[Items from a document page collection]
--- START ---

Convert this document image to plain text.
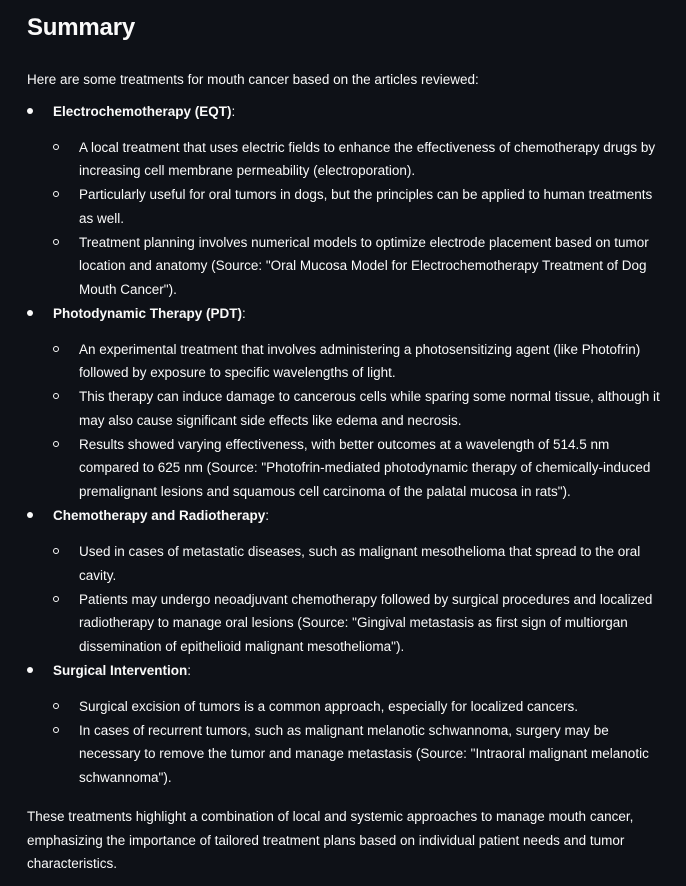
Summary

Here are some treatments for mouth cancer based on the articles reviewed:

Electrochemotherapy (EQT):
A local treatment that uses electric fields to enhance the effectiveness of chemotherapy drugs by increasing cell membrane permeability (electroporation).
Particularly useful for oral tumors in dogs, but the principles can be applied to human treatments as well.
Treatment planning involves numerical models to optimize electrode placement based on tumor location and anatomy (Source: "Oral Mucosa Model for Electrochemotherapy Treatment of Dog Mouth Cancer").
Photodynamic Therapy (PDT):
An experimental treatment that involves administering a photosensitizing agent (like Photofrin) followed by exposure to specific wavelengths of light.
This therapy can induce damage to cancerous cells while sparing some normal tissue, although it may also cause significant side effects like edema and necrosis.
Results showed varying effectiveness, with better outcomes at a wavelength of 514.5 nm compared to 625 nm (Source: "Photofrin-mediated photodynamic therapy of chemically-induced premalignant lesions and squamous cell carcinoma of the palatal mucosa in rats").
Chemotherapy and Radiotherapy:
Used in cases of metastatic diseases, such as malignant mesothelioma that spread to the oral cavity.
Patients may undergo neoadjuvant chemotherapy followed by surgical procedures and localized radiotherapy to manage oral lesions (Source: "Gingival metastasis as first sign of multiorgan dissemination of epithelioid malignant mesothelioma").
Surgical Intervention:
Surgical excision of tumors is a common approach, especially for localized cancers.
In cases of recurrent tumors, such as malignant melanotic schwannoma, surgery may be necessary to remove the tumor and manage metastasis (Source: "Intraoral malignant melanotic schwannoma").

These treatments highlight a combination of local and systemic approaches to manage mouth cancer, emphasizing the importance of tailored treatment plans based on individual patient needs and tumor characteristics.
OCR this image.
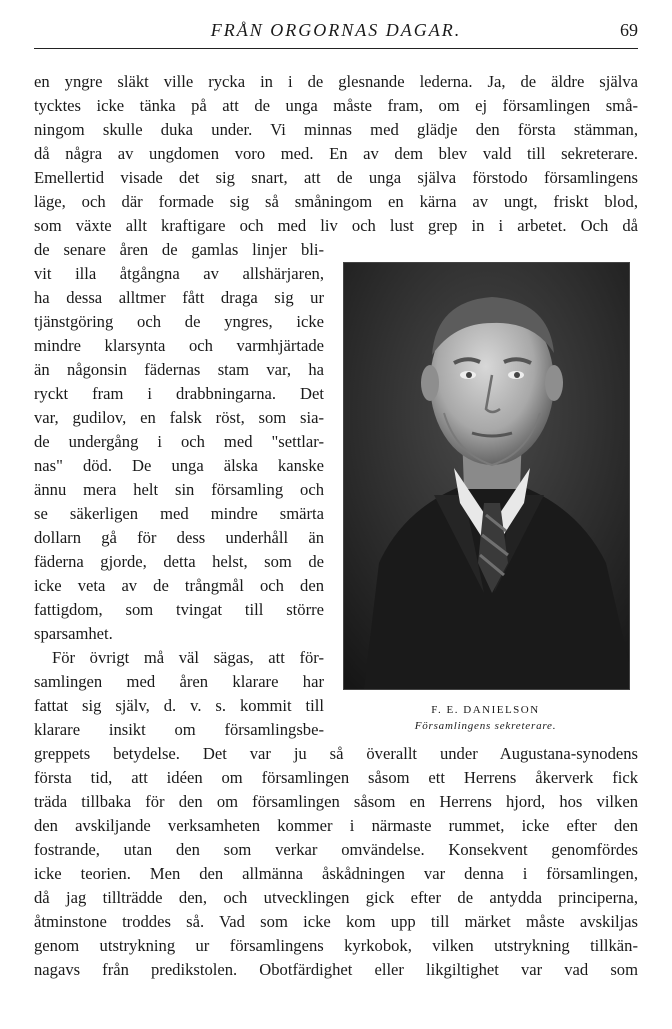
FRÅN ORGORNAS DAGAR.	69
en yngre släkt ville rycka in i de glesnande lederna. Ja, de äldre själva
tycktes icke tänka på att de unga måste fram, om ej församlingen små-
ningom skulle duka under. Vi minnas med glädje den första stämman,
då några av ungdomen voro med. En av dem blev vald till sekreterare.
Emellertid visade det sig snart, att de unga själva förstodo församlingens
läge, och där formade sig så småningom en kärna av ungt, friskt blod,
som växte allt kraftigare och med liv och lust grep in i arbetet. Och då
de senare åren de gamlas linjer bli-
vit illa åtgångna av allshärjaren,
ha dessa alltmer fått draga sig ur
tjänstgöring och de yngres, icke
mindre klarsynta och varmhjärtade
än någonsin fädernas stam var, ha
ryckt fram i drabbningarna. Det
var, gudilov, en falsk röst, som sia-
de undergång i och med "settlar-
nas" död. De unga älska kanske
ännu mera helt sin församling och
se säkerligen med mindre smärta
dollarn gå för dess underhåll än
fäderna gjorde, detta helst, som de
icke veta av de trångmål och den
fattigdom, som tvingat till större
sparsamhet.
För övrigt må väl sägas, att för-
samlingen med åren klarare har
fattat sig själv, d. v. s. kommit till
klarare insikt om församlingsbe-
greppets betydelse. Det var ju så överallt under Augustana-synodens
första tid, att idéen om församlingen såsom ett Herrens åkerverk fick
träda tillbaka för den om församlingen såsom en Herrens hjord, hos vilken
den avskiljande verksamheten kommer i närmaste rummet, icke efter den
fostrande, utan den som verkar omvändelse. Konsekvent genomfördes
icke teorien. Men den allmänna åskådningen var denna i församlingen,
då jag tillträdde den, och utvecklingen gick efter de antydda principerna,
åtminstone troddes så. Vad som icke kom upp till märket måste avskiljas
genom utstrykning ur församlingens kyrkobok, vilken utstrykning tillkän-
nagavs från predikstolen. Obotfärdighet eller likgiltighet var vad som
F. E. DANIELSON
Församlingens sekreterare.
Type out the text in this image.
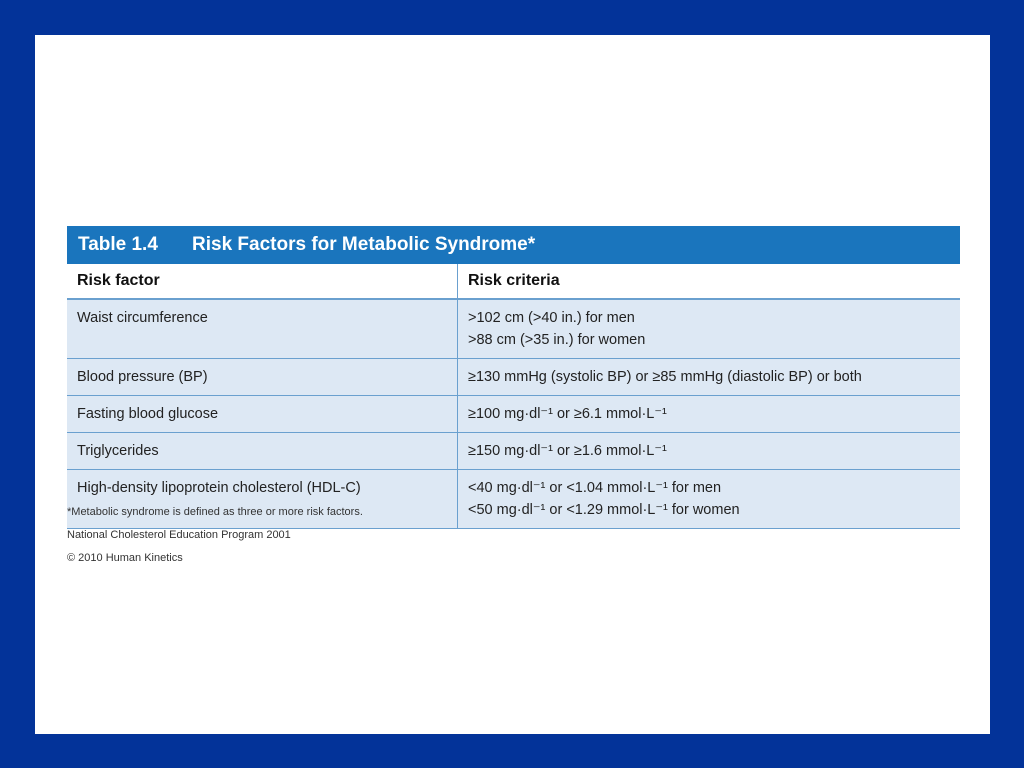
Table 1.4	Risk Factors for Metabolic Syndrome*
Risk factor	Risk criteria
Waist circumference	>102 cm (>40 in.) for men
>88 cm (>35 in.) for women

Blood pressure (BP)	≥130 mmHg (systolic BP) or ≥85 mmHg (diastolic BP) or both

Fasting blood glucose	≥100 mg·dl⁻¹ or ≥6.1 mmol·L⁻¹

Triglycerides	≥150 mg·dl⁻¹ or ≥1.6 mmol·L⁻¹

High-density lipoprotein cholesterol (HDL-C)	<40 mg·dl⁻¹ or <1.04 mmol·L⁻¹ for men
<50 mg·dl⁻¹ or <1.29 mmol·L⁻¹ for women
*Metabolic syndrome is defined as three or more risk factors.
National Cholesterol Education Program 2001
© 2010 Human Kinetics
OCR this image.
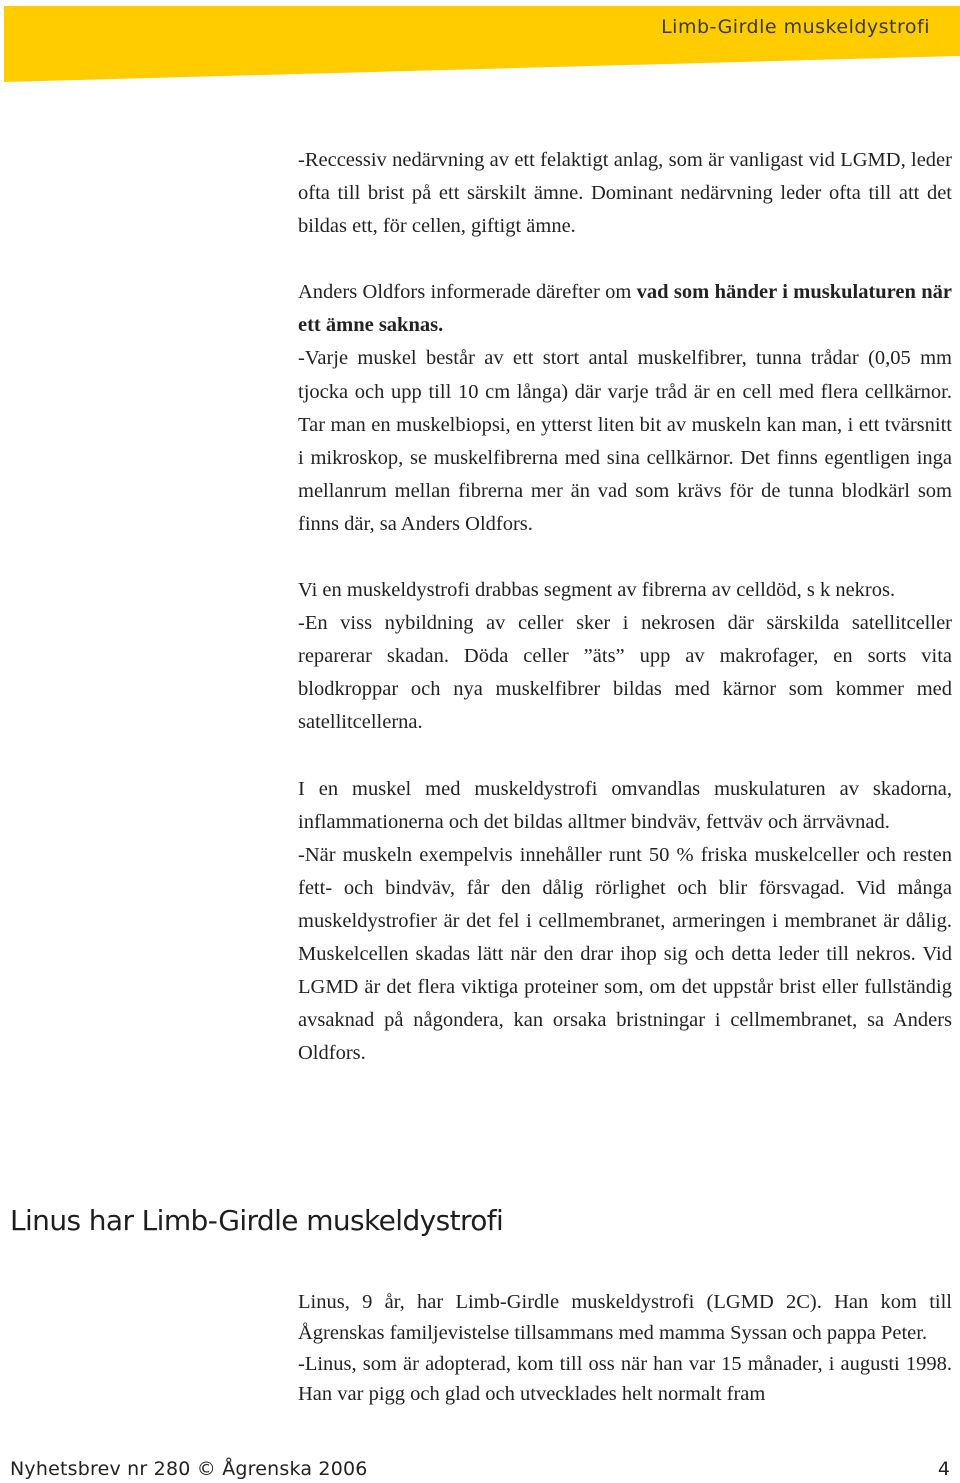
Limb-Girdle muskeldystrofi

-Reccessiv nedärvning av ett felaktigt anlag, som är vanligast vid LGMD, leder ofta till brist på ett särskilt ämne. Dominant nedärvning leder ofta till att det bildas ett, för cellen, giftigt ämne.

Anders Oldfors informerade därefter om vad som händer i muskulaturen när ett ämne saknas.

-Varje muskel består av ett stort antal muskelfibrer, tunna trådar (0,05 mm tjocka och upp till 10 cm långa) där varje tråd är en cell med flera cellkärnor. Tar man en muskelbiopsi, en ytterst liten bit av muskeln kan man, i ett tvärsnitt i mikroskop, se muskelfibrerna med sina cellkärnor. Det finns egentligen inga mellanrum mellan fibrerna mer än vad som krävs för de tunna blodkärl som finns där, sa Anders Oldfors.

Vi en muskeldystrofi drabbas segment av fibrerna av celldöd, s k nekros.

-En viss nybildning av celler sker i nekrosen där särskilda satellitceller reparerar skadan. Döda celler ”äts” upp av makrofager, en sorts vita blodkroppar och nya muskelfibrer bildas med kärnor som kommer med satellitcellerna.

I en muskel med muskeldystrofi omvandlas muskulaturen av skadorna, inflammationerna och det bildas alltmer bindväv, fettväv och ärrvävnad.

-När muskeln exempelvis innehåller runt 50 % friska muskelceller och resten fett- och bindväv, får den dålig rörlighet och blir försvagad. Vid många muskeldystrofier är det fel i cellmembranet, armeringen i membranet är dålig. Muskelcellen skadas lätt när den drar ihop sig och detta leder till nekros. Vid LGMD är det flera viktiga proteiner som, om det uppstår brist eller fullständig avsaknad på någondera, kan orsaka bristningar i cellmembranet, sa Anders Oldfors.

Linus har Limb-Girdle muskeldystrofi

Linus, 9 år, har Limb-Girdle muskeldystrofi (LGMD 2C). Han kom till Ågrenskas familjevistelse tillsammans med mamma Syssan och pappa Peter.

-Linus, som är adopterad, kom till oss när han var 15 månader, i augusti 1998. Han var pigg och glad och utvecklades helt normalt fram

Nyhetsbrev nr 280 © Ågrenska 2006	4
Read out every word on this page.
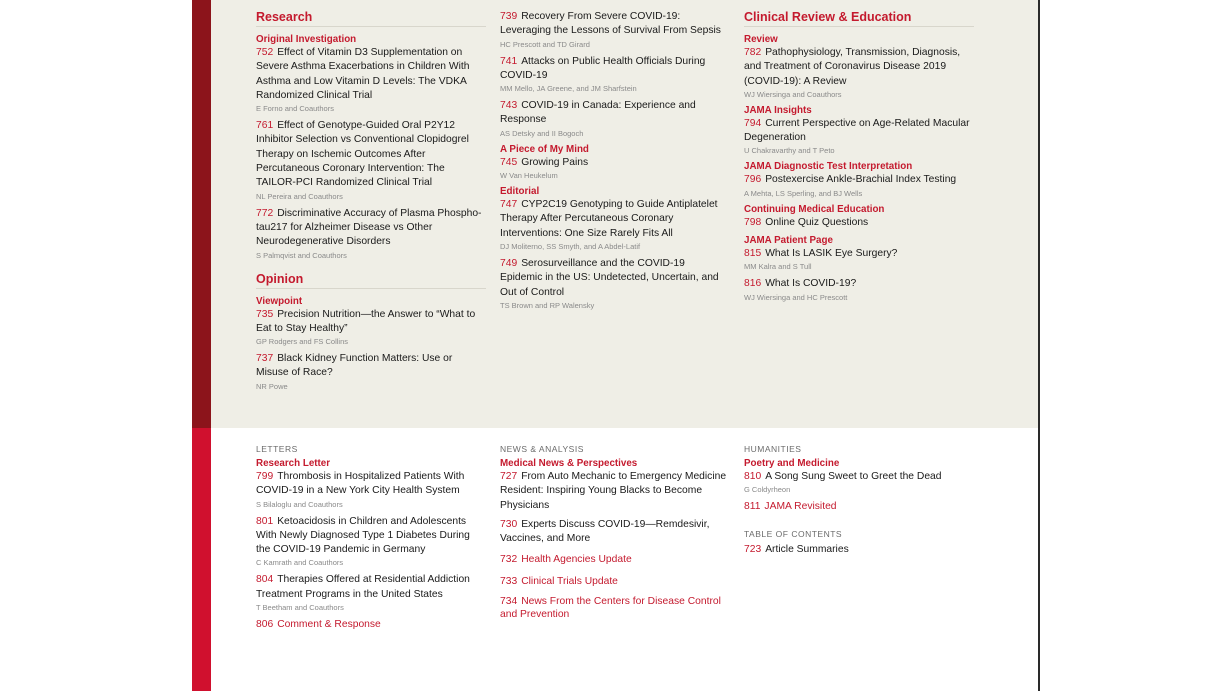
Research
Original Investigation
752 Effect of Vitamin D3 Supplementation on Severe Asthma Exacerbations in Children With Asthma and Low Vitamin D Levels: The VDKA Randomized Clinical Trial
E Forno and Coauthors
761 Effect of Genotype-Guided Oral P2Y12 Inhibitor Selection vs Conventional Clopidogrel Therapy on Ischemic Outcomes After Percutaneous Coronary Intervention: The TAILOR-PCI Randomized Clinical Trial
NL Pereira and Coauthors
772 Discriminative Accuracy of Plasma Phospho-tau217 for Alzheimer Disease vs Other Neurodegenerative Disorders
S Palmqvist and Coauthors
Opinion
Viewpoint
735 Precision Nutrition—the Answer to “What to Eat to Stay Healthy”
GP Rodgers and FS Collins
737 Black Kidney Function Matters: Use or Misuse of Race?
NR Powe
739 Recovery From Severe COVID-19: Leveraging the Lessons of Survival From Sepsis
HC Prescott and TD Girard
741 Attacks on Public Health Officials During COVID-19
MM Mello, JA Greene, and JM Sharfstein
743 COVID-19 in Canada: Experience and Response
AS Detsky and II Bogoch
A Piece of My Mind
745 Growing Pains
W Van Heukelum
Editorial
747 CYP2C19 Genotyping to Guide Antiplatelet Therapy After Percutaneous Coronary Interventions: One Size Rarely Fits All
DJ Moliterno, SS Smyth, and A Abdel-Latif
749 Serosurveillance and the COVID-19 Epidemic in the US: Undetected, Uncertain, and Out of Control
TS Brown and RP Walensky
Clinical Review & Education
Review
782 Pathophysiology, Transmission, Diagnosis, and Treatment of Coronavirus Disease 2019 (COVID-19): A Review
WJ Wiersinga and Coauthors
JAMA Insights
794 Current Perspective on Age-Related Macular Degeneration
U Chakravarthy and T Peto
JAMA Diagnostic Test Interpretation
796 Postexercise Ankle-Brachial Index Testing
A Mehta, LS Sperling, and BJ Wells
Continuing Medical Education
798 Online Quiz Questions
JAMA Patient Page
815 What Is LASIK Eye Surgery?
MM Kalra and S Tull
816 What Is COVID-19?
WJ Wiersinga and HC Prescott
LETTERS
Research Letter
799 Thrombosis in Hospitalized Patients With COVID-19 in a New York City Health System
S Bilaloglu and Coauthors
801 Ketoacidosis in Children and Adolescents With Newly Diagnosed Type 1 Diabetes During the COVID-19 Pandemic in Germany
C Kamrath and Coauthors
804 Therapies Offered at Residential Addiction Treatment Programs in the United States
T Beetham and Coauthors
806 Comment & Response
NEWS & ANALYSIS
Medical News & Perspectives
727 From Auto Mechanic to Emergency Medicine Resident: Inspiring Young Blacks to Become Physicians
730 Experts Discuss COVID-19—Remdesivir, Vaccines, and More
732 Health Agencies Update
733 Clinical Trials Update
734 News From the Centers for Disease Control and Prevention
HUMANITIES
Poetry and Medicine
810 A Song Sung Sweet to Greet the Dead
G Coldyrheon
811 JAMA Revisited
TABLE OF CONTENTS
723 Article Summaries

--- END ---

Whenever a line of the records holds the string "Randomized", pick it out and copy it.

752 Effect of Vitamin D3 Supplementation on Severe Asthma Exacerbations in Children With Asthma and Low Vitamin D Levels: The VDKA Randomized Clinical Trial
761 Effect of Genotype-Guided Oral P2Y12 Inhibitor Selection vs Conventional Clopidogrel Therapy on Ischemic Outcomes After Percutaneous Coronary Intervention: The TAILOR-PCI Randomized Clinical Trial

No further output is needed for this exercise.